Start
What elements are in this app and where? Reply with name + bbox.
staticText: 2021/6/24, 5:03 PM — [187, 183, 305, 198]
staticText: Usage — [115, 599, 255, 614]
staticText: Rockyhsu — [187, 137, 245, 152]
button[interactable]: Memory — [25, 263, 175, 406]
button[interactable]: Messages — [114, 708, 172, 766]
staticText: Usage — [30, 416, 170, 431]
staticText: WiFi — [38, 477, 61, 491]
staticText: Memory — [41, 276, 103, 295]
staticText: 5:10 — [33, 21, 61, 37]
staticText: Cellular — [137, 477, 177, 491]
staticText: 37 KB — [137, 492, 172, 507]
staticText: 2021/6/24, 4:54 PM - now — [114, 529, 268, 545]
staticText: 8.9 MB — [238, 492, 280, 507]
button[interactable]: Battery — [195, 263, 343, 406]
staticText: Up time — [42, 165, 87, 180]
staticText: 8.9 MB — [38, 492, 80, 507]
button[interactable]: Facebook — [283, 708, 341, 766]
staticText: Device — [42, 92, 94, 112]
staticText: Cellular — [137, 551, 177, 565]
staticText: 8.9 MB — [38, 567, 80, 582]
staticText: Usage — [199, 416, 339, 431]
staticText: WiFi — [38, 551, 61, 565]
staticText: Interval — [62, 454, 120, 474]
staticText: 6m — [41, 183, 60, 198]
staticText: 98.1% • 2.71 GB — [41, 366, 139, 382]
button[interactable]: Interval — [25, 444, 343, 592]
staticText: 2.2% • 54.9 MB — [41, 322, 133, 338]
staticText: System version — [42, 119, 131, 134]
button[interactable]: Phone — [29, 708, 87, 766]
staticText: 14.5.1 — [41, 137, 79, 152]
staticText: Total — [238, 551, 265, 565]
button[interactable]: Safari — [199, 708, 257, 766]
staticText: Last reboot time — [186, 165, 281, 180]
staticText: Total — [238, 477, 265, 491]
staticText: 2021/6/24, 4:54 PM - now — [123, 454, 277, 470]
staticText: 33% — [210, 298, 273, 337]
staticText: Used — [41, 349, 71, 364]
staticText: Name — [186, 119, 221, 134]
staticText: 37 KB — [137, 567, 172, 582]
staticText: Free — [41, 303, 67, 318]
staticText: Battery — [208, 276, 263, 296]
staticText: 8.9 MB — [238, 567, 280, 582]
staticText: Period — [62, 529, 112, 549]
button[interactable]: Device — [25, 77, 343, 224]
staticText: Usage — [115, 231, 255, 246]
End
> [REQUIREMENTS] Can you quote all of the lines above word for word, keeping their original order?

> [SOLUTION TO THIS TASK]
What elements are in this app and where? Reply with name + bbox.
staticText: 2021/6/24, 5:03 PM — [187, 183, 305, 198]
staticText: Usage — [115, 599, 255, 614]
staticText: Rockyhsu — [187, 137, 245, 152]
button[interactable]: Memory — [25, 263, 175, 406]
button[interactable]: Messages — [114, 708, 172, 766]
staticText: Usage — [30, 416, 170, 431]
staticText: WiFi — [38, 477, 61, 491]
staticText: Memory — [41, 276, 103, 295]
staticText: 5:10 — [33, 21, 61, 37]
staticText: Cellular — [137, 477, 177, 491]
staticText: 37 KB — [137, 492, 172, 507]
staticText: 2021/6/24, 4:54 PM - now — [114, 529, 268, 545]
staticText: 8.9 MB — [238, 492, 280, 507]
button[interactable]: Battery — [195, 263, 343, 406]
staticText: Up time — [42, 165, 87, 180]
staticText: 8.9 MB — [38, 492, 80, 507]
button[interactable]: Facebook — [283, 708, 341, 766]
staticText: Device — [42, 92, 94, 112]
staticText: Cellular — [137, 551, 177, 565]
staticText: 8.9 MB — [38, 567, 80, 582]
staticText: Usage — [199, 416, 339, 431]
staticText: WiFi — [38, 551, 61, 565]
staticText: Interval — [62, 454, 120, 474]
staticText: 6m — [41, 183, 60, 198]
staticText: 98.1% • 2.71 GB — [41, 366, 139, 382]
button[interactable]: Interval — [25, 444, 343, 592]
staticText: 2.2% • 54.9 MB — [41, 322, 133, 338]
staticText: System version — [42, 119, 131, 134]
button[interactable]: Phone — [29, 708, 87, 766]
staticText: 14.5.1 — [41, 137, 79, 152]
staticText: Total — [238, 551, 265, 565]
button[interactable]: Safari — [199, 708, 257, 766]
staticText: Last reboot time — [186, 165, 281, 180]
staticText: Total — [238, 477, 265, 491]
staticText: 2021/6/24, 4:54 PM - now — [123, 454, 277, 470]
staticText: 33% — [210, 298, 273, 337]
staticText: Used — [41, 349, 71, 364]
staticText: Name — [186, 119, 221, 134]
staticText: 37 KB — [137, 567, 172, 582]
staticText: Free — [41, 303, 67, 318]
staticText: Battery — [208, 276, 263, 296]
staticText: 8.9 MB — [238, 567, 280, 582]
staticText: Period — [62, 529, 112, 549]
button[interactable]: Device — [25, 77, 343, 224]
staticText: Usage — [115, 231, 255, 246]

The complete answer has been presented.